◆ **WHAT YOU NEED TO DO**
Restate each of the lines below word for word and drop every picture.

◆ **INPUT MATERIAL**
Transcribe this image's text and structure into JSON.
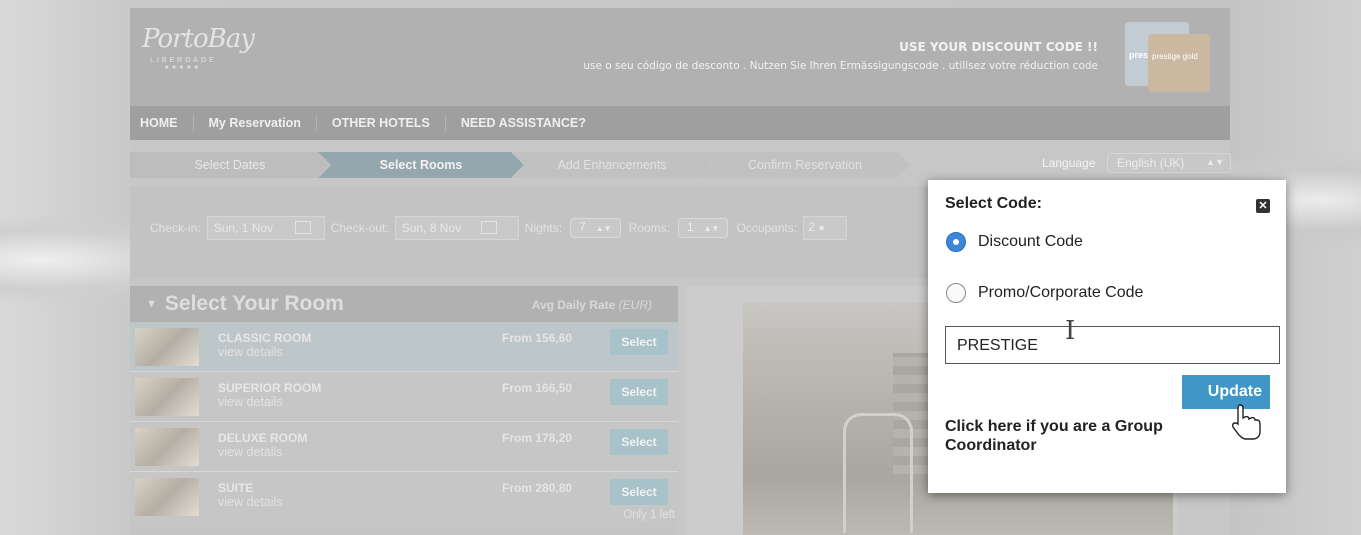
{
  "header": {
    "logo_script": "PortoBay",
    "logo_sub": "LIBERDADE",
    "logo_stars": "★★★★★",
    "promo_title": "USE YOUR DISCOUNT CODE !!",
    "promo_sub": "use o seu código de desconto . Nutzen Sie Ihren Ermässigungscode . utilisez votre réduction code",
    "card_1": "pres",
    "card_2": "prestige gold"
  },
  "nav": {
    "items": [
      "HOME",
      "My Reservation",
      "OTHER HOTELS",
      "NEED ASSISTANCE?"
    ]
  },
  "steps": {
    "items": [
      "Select Dates",
      "Select Rooms",
      "Add Enhancements",
      "Confirm Reservation"
    ],
    "active_index": 1
  },
  "language": {
    "label": "Language",
    "value": "English (UK)"
  },
  "search": {
    "checkin_label": "Check-in:",
    "checkin_value": "Sun, 1 Nov",
    "checkout_label": "Check-out:",
    "checkout_value": "Sun, 8 Nov",
    "nights_label": "Nights:",
    "nights_value": "7",
    "rooms_label": "Rooms:",
    "rooms_value": "1",
    "occupants_label": "Occupants:",
    "occupants_value": "2"
  },
  "rooms_panel": {
    "title": "Select Your Room",
    "rate_label": "Avg Daily Rate",
    "rate_currency": "(EUR)",
    "select_label": "Select",
    "details_label": "view details",
    "rooms": [
      {
        "name": "CLASSIC ROOM",
        "price": "From  156,60"
      },
      {
        "name": "SUPERIOR ROOM",
        "price": "From  166,50"
      },
      {
        "name": "DELUXE ROOM",
        "price": "From  178,20"
      },
      {
        "name": "SUITE",
        "price": "From  280,80",
        "note": "Only 1 left"
      }
    ]
  },
  "modal": {
    "title": "Select Code:",
    "close_glyph": "✕",
    "option_discount": "Discount Code",
    "option_promo": "Promo/Corporate Code",
    "selected": "discount",
    "code_value": "PRESTIGE",
    "update_label": "Update",
    "group_link": "Click here if you are a Group Coordinator"
  },
  "colors": {
    "accent_blue": "#3e97c7",
    "radio_selected": "#3c87d8",
    "overlay_grey": "#c4c4c4"
  }
}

◆ **ANSWER FOR THE TASK**
Transcribe this image's text and structure into JSON.
{
  "header": {
    "logo_script": "PortoBay",
    "logo_sub": "LIBERDADE",
    "logo_stars": "★★★★★",
    "promo_title": "USE YOUR DISCOUNT CODE !!",
    "promo_sub": "use o seu código de desconto . Nutzen Sie Ihren Ermässigungscode . utilisez votre réduction code",
    "card_1": "pres",
    "card_2": "prestige gold"
  },
  "nav": {
    "items": [
      "HOME",
      "My Reservation",
      "OTHER HOTELS",
      "NEED ASSISTANCE?"
    ]
  },
  "steps": {
    "items": [
      "Select Dates",
      "Select Rooms",
      "Add Enhancements",
      "Confirm Reservation"
    ],
    "active_index": 1
  },
  "language": {
    "label": "Language",
    "value": "English (UK)"
  },
  "search": {
    "checkin_label": "Check-in:",
    "checkin_value": "Sun, 1 Nov",
    "checkout_label": "Check-out:",
    "checkout_value": "Sun, 8 Nov",
    "nights_label": "Nights:",
    "nights_value": "7",
    "rooms_label": "Rooms:",
    "rooms_value": "1",
    "occupants_label": "Occupants:",
    "occupants_value": "2"
  },
  "rooms_panel": {
    "title": "Select Your Room",
    "rate_label": "Avg Daily Rate",
    "rate_currency": "(EUR)",
    "select_label": "Select",
    "details_label": "view details",
    "rooms": [
      {
        "name": "CLASSIC ROOM",
        "price": "From  156,60"
      },
      {
        "name": "SUPERIOR ROOM",
        "price": "From  166,50"
      },
      {
        "name": "DELUXE ROOM",
        "price": "From  178,20"
      },
      {
        "name": "SUITE",
        "price": "From  280,80",
        "note": "Only 1 left"
      }
    ]
  },
  "modal": {
    "title": "Select Code:",
    "close_glyph": "✕",
    "option_discount": "Discount Code",
    "option_promo": "Promo/Corporate Code",
    "selected": "discount",
    "code_value": "PRESTIGE",
    "update_label": "Update",
    "group_link": "Click here if you are a Group Coordinator"
  },
  "colors": {
    "accent_blue": "#3e97c7",
    "radio_selected": "#3c87d8",
    "overlay_grey": "#c4c4c4"
  }
}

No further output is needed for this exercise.